Job — Your task is to copy every line of the records below that contains "давления".

----

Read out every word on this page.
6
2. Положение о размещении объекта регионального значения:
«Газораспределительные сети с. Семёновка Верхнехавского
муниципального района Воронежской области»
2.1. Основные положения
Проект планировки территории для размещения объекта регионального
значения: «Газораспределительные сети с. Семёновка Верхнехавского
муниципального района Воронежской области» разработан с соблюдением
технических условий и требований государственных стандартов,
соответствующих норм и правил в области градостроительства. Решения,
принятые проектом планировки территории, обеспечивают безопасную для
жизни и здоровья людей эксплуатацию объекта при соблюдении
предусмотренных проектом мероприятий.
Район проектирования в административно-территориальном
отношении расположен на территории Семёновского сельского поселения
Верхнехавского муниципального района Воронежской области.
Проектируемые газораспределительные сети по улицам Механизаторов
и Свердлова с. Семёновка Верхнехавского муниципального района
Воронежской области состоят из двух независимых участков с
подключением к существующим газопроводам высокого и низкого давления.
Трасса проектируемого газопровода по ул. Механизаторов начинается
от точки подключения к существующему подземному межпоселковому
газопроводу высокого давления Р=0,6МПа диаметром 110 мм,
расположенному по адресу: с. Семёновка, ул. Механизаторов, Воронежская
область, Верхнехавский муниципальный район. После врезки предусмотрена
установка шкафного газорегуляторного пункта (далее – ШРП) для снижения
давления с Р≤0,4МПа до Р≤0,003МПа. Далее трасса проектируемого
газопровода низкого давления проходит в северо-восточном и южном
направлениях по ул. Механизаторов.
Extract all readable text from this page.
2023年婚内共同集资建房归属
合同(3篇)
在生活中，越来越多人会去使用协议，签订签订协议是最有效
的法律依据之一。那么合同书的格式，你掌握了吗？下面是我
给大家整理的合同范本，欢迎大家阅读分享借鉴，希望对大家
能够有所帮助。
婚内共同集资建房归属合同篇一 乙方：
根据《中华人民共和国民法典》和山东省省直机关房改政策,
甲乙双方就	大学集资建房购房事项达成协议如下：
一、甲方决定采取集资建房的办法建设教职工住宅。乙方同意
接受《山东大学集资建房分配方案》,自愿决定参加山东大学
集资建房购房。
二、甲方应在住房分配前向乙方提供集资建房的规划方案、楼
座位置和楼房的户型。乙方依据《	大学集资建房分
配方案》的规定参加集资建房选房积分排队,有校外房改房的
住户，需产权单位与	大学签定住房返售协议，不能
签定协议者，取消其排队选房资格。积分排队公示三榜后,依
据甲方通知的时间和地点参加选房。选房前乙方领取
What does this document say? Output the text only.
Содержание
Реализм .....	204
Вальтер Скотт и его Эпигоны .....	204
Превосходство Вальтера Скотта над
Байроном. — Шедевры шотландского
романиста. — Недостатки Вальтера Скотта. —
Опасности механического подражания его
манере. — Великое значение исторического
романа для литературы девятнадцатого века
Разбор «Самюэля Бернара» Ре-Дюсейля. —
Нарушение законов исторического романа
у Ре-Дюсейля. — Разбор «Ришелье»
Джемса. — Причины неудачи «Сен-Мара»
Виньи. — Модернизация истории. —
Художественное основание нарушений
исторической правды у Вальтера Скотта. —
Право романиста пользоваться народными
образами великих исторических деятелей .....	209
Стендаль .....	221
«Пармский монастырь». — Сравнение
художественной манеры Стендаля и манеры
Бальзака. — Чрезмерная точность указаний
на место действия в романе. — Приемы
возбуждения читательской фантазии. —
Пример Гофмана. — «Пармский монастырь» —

----

Answer to this exercise —
подключением к существующим газопроводам высокого и низкого давления.
газопроводу высокого давления Р=0,6МПа диаметром 110 мм,
давления с Р≤0,4МПа до Р≤0,003МПа. Далее трасса проектируемого
газопровода низкого давления проходит в северо-восточном и южном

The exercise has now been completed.